** The problem **
Show only lines that include "name".

==================================================

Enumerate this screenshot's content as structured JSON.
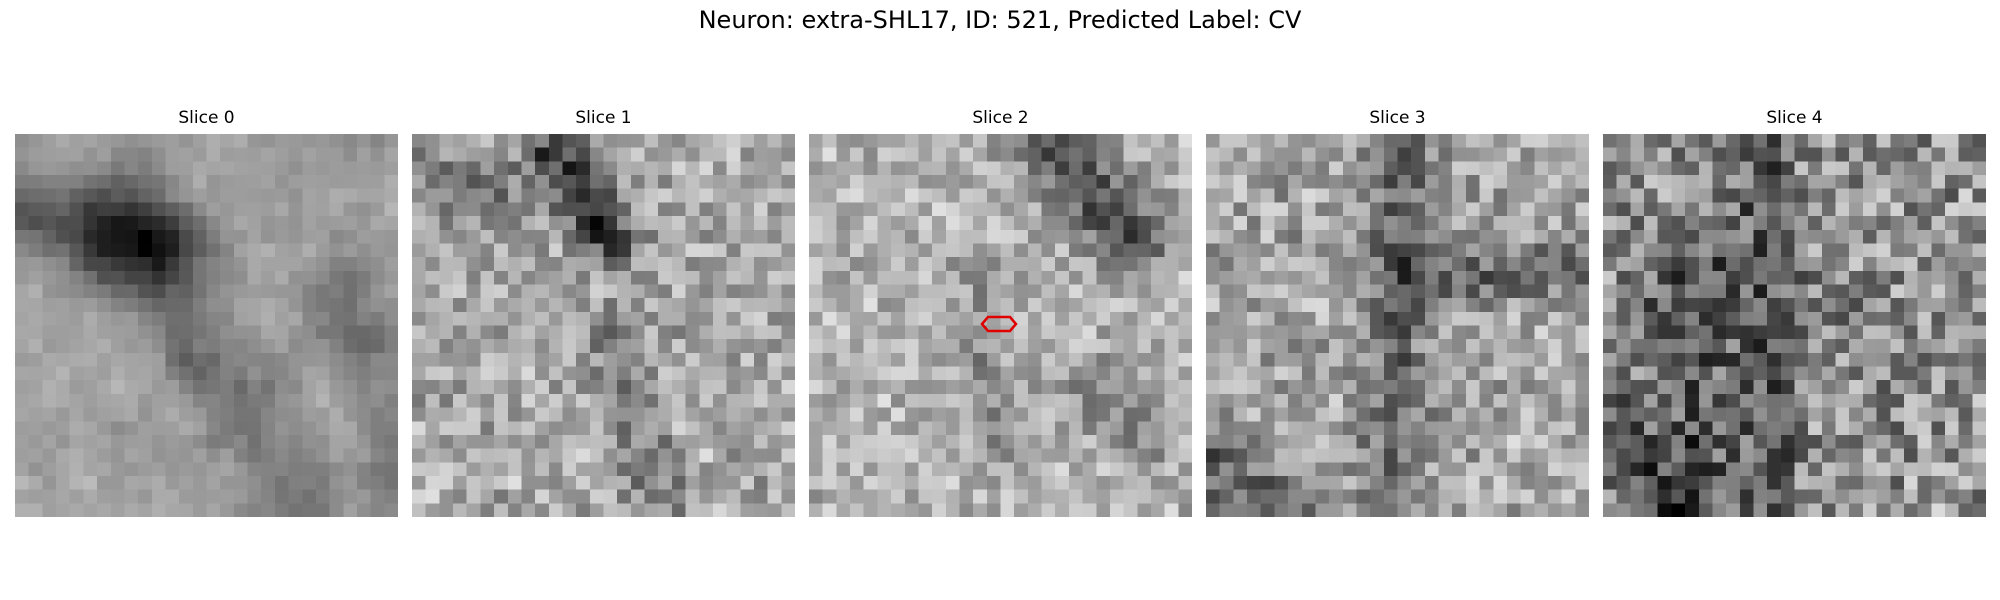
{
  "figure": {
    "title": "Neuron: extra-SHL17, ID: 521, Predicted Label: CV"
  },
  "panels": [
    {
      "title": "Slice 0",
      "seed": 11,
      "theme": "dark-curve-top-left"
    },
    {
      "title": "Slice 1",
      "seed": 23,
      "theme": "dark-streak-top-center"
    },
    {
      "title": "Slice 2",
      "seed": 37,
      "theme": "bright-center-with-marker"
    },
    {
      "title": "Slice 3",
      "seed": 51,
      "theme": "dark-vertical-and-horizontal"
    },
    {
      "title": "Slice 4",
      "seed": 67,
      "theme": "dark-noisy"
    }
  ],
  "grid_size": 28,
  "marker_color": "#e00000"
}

==================================================

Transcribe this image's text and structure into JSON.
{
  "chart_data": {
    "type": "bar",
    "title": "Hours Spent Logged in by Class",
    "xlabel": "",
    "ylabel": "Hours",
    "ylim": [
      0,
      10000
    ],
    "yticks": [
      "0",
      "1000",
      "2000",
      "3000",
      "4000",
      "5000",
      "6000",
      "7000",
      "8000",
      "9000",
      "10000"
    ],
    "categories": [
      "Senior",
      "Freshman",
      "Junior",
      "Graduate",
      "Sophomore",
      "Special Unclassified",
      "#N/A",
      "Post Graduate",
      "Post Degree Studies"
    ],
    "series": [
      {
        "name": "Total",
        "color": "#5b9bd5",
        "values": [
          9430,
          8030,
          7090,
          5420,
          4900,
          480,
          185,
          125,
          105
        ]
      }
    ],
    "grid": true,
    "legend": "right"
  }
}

==================================================

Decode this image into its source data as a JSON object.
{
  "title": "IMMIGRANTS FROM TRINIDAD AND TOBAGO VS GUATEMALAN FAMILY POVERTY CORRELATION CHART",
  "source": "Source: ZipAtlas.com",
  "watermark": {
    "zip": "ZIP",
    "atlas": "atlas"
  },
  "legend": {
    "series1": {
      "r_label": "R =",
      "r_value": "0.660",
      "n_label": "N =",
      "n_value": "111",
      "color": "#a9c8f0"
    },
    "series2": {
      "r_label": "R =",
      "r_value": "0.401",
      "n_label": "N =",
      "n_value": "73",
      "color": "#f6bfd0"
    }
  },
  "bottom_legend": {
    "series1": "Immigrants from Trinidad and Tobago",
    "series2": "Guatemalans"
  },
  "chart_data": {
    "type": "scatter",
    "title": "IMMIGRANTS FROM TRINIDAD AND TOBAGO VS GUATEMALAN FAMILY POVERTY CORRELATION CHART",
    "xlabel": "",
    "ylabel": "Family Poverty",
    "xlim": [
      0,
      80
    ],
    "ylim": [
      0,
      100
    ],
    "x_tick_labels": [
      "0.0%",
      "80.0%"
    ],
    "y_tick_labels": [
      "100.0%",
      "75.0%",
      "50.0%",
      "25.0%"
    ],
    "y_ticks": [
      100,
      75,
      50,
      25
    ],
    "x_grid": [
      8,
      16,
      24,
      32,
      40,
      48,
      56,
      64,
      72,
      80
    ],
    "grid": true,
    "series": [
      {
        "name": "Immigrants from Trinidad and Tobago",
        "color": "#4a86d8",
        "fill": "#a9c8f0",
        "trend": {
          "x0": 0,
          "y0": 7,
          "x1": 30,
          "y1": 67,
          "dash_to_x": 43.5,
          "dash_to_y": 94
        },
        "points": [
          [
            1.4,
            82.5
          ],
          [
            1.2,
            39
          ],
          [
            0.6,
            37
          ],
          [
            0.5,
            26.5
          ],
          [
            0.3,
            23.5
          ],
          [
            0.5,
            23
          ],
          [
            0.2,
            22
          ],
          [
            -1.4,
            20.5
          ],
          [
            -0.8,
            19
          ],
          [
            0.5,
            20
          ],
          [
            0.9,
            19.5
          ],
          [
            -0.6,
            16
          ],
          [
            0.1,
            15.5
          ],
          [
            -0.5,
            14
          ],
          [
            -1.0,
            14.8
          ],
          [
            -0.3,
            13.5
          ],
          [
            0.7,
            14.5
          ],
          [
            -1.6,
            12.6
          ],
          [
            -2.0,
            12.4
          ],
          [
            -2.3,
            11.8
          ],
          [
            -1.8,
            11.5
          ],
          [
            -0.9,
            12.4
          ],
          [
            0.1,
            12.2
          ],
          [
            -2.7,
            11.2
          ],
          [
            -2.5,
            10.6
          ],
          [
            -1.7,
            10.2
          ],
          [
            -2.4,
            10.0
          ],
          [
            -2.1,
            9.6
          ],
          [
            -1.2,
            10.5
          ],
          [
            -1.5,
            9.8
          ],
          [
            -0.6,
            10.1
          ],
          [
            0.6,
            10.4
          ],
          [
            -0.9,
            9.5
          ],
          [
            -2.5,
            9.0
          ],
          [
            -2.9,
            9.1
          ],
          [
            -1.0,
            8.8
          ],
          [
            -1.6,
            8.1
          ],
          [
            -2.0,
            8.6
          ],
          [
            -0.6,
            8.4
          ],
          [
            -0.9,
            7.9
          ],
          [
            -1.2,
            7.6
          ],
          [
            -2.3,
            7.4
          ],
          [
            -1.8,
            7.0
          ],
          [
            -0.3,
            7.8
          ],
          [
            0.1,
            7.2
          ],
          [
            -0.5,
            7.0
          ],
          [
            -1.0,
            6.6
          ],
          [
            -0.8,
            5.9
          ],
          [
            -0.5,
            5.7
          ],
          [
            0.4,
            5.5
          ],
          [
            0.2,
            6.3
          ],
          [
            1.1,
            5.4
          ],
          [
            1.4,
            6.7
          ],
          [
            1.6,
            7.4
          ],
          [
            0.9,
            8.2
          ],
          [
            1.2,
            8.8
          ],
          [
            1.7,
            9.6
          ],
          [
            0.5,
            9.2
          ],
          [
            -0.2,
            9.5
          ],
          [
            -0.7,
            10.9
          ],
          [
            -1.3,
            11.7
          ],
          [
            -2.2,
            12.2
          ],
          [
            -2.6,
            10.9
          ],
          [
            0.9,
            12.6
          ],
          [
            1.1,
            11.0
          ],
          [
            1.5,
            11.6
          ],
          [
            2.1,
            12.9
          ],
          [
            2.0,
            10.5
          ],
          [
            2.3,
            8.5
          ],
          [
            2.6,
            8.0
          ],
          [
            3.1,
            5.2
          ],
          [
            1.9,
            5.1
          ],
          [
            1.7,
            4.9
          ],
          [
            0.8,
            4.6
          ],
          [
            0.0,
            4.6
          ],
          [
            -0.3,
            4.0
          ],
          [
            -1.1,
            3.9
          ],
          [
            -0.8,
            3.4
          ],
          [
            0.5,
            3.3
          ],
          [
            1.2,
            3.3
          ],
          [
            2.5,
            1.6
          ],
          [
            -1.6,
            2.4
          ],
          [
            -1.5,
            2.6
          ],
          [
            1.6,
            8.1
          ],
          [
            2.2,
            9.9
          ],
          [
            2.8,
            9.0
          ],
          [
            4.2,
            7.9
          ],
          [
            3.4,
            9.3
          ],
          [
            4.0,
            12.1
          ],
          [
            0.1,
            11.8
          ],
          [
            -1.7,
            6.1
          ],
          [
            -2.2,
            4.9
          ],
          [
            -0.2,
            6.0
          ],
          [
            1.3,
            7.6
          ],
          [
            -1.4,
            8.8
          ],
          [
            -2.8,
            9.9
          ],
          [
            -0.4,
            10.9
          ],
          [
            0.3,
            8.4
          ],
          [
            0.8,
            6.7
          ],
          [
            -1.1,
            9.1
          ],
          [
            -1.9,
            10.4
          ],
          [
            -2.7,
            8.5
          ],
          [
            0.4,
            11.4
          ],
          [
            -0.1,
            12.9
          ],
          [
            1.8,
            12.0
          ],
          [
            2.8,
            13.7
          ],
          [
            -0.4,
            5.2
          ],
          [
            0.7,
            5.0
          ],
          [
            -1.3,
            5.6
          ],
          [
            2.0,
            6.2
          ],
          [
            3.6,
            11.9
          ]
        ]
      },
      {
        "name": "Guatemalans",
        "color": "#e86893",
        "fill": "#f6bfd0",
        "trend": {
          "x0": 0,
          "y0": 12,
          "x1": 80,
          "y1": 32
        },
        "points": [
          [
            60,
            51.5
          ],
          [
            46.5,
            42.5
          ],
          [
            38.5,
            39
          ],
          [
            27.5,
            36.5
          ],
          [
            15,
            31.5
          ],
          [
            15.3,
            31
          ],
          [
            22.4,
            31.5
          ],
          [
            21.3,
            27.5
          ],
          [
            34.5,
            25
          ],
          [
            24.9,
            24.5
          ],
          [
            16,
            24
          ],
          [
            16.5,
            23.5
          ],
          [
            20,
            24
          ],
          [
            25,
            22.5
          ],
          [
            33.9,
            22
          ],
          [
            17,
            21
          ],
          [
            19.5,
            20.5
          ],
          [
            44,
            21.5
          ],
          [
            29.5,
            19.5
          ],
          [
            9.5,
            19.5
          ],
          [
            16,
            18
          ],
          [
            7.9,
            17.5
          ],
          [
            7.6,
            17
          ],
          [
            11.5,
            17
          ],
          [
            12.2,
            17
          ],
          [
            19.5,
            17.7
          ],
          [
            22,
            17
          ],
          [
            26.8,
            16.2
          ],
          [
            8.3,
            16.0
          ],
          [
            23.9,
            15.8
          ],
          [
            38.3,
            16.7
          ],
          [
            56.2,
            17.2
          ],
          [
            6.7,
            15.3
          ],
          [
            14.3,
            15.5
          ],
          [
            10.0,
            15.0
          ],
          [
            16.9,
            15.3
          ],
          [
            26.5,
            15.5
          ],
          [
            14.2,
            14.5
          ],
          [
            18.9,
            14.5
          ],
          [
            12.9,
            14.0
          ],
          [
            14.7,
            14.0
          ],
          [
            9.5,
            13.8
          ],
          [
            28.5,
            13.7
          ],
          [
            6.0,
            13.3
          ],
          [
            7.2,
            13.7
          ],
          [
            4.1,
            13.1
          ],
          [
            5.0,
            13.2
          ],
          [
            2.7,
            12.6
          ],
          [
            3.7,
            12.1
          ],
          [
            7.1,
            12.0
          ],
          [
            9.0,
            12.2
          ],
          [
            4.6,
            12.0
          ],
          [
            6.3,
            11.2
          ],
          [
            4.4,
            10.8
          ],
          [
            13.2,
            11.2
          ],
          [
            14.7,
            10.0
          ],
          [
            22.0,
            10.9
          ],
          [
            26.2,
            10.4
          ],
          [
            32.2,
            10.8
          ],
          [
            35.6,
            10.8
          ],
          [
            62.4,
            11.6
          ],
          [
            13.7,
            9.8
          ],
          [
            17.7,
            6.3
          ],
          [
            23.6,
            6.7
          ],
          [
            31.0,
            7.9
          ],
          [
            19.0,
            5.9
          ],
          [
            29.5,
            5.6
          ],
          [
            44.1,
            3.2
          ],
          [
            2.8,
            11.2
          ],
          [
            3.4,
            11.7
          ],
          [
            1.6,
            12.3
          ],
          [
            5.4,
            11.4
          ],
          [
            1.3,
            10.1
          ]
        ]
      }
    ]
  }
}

==================================================

** Correct result **
        "name": "Total",
        "name": "Immigrants from Trinidad and Tobago",
        "name": "Guatemalans",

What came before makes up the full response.